* start *

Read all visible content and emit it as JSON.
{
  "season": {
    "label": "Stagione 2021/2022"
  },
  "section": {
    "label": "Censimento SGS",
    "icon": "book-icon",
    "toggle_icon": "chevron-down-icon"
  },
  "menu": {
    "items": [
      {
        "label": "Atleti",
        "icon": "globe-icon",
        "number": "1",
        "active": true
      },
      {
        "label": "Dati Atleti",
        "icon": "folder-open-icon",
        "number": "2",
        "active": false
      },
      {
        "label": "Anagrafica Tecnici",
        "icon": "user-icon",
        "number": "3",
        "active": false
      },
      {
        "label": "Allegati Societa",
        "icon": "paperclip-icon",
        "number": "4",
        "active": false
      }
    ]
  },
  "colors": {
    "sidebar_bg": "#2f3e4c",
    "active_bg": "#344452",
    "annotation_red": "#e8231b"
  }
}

* end *

**Work to do**
Produce an exact copy of the whole listing.

**Result of this task**
Read all visible content and emit it as JSON.
{
  "season": {
    "label": "Stagione 2021/2022"
  },
  "section": {
    "label": "Censimento SGS",
    "icon": "book-icon",
    "toggle_icon": "chevron-down-icon"
  },
  "menu": {
    "items": [
      {
        "label": "Atleti",
        "icon": "globe-icon",
        "number": "1",
        "active": true
      },
      {
        "label": "Dati Atleti",
        "icon": "folder-open-icon",
        "number": "2",
        "active": false
      },
      {
        "label": "Anagrafica Tecnici",
        "icon": "user-icon",
        "number": "3",
        "active": false
      },
      {
        "label": "Allegati Societa",
        "icon": "paperclip-icon",
        "number": "4",
        "active": false
      }
    ]
  },
  "colors": {
    "sidebar_bg": "#2f3e4c",
    "active_bg": "#344452",
    "annotation_red": "#e8231b"
  }
}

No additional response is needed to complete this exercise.